> _Exercise task_: Where does the string "màng" appear? Copy every line of the entries below that holds it.
--- Start Data lines ---
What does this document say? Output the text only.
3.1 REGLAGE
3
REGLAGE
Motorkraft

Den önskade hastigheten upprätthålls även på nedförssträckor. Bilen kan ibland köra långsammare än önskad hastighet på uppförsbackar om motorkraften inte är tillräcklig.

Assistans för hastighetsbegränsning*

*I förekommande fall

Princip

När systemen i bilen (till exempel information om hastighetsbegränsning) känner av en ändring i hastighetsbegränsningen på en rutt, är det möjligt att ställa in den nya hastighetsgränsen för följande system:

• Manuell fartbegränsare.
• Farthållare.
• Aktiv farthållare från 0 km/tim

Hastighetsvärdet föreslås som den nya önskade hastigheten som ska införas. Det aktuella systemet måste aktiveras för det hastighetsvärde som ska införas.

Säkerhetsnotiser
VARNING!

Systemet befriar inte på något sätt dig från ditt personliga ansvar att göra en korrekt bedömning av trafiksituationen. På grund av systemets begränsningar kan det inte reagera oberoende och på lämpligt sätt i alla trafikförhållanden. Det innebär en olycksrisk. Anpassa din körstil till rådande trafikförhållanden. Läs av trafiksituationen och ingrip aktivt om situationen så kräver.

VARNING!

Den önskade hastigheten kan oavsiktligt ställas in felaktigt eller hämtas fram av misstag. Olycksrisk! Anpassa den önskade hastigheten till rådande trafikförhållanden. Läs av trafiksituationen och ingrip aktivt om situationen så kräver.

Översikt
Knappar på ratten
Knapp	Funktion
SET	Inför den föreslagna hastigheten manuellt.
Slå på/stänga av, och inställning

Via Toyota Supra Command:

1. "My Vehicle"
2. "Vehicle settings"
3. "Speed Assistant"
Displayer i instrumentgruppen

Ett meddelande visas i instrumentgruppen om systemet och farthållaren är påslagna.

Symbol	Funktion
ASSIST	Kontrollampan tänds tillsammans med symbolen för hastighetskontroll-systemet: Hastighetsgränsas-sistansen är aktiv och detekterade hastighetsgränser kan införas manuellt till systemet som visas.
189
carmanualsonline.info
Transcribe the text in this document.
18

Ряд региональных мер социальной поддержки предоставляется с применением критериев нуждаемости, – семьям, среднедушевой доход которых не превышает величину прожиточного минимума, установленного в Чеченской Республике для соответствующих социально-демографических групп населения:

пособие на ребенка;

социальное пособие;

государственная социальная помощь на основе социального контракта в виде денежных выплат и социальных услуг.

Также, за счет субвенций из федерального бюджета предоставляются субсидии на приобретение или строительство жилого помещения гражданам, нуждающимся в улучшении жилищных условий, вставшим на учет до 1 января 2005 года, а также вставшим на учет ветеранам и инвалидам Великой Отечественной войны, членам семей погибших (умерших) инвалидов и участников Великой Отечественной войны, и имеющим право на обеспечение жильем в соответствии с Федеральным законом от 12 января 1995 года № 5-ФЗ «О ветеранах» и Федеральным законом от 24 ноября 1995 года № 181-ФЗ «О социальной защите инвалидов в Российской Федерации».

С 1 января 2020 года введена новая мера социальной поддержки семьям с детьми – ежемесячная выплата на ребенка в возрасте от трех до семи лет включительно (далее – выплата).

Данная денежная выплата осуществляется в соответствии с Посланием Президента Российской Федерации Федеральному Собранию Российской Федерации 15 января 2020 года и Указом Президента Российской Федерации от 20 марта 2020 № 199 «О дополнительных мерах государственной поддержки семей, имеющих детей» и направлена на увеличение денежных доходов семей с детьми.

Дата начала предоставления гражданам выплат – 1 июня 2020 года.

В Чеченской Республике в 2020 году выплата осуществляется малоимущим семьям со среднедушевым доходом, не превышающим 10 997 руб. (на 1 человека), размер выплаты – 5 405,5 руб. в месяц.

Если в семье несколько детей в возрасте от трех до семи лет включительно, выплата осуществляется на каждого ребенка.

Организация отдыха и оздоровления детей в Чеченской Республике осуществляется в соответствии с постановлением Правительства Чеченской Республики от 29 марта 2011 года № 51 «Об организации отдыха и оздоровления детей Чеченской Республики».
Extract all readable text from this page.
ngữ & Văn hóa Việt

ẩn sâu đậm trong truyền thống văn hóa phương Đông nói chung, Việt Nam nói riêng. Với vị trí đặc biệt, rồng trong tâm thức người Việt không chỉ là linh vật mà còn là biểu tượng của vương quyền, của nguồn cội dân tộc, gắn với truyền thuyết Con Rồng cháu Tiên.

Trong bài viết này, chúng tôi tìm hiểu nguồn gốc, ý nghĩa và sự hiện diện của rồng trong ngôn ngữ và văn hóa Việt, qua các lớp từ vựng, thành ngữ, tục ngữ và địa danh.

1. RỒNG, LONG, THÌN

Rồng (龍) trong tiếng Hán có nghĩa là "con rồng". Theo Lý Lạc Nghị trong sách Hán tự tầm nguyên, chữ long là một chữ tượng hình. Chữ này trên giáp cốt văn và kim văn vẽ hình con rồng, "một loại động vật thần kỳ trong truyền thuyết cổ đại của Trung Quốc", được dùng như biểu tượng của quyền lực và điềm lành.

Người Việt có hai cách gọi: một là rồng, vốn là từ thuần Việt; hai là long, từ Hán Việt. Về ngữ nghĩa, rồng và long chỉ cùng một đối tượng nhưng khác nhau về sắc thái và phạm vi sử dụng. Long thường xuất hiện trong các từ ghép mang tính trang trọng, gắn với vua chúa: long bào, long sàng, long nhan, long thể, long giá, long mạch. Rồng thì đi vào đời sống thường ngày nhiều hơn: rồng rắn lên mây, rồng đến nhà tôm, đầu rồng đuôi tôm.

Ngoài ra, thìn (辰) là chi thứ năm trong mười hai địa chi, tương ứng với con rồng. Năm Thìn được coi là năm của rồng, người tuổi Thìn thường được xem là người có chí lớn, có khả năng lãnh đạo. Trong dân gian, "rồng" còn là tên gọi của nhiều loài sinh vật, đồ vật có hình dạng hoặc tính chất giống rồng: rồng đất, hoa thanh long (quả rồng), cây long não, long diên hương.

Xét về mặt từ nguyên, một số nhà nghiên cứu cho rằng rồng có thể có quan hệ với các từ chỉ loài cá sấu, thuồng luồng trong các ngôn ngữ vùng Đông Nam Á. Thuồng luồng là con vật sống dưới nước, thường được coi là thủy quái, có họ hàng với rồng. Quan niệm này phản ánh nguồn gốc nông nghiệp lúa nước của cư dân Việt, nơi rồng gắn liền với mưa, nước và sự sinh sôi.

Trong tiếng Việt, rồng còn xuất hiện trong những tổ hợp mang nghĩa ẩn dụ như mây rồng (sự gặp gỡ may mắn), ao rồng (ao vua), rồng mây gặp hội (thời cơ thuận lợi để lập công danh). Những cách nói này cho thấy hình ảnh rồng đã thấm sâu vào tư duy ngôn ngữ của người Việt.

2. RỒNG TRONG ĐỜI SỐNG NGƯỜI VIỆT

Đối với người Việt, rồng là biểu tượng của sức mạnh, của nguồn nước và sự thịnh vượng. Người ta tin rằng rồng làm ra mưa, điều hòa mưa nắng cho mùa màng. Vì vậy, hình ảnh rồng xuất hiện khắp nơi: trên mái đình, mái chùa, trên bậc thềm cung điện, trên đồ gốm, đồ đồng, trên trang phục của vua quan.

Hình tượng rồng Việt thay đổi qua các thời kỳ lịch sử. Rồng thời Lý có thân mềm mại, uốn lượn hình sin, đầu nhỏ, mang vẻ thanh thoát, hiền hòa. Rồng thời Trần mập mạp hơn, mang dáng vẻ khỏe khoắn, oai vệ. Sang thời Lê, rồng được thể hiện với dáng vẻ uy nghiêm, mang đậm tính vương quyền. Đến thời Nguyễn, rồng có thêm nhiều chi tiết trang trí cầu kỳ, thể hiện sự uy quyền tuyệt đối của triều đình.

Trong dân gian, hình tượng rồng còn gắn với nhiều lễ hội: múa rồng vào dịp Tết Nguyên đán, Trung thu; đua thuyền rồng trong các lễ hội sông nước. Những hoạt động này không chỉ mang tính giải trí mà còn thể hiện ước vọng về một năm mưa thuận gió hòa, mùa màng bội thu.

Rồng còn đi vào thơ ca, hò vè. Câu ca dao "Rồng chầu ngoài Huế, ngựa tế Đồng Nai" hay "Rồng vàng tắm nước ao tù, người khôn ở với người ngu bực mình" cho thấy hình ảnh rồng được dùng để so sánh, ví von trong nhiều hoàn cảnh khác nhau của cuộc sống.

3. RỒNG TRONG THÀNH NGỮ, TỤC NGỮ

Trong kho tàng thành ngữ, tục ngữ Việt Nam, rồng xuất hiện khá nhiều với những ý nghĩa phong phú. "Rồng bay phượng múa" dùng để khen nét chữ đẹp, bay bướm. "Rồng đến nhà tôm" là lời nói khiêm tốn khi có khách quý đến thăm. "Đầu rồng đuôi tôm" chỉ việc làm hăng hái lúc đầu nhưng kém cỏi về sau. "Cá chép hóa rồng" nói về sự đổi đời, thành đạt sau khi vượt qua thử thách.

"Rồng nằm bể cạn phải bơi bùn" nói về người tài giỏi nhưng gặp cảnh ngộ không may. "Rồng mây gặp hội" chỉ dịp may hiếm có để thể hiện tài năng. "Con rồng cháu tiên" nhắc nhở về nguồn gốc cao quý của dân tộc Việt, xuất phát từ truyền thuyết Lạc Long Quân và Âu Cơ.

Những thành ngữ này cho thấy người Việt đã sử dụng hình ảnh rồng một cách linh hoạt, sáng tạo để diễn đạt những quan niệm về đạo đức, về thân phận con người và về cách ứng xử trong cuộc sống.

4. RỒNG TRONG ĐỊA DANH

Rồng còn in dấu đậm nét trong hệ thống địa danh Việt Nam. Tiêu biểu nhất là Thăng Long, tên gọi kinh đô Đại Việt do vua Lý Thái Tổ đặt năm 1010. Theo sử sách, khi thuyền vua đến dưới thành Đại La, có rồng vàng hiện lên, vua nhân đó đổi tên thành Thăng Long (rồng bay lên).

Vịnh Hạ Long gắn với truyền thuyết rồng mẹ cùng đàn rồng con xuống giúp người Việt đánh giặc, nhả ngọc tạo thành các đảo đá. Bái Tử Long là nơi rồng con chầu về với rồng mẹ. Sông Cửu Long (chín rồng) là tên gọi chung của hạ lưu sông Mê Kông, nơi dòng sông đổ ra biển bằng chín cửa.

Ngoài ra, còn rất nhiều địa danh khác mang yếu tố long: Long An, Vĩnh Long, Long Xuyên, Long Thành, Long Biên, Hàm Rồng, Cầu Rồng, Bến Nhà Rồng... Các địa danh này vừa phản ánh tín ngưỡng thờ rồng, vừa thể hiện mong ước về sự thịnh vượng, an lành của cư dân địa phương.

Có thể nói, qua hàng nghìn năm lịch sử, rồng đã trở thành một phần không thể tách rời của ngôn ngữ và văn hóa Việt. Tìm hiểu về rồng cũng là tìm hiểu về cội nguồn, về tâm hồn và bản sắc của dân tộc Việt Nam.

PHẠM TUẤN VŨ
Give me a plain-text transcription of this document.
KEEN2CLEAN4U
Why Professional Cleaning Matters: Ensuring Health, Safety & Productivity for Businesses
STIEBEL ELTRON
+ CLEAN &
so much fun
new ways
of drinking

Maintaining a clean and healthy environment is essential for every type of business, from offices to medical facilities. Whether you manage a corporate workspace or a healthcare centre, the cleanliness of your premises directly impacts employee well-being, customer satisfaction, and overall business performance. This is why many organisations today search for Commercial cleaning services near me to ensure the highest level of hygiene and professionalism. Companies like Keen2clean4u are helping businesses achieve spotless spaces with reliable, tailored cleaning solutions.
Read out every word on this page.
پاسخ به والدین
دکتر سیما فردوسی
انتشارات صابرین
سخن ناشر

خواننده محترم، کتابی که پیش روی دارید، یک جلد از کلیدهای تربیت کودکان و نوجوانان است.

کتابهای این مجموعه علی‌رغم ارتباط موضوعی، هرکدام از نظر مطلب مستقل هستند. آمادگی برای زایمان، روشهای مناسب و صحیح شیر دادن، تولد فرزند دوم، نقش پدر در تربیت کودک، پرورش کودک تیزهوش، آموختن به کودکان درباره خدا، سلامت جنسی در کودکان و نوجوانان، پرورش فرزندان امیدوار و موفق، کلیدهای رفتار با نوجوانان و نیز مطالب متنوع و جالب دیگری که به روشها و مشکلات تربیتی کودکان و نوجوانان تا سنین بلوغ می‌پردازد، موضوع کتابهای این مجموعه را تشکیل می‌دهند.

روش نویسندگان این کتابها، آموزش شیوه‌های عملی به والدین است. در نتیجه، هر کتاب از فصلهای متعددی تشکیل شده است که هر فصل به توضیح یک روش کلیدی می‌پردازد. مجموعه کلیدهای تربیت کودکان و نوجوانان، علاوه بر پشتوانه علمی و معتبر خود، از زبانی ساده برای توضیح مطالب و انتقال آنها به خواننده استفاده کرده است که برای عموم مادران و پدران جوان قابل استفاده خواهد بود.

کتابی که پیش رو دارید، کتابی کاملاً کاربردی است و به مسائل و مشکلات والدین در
--- End Data lines ---
> _Problem solution_:
Đối với người Việt, rồng là biểu tượng của sức mạnh, của nguồn nước và sự thịnh vượng. Người ta tin rằng rồng làm ra mưa, điều hòa mưa nắng cho mùa màng. Vì vậy, hình ảnh rồng xuất hiện khắp nơi: trên mái đình, mái chùa, trên bậc thềm cung điện, trên đồ gốm, đồ đồng, trên trang phục của vua quan.
Trong dân gian, hình tượng rồng còn gắn với nhiều lễ hội: múa rồng vào dịp Tết Nguyên đán, Trung thu; đua thuyền rồng trong các lễ hội sông nước. Những hoạt động này không chỉ mang tính giải trí mà còn thể hiện ước vọng về một năm mưa thuận gió hòa, mùa màng bội thu.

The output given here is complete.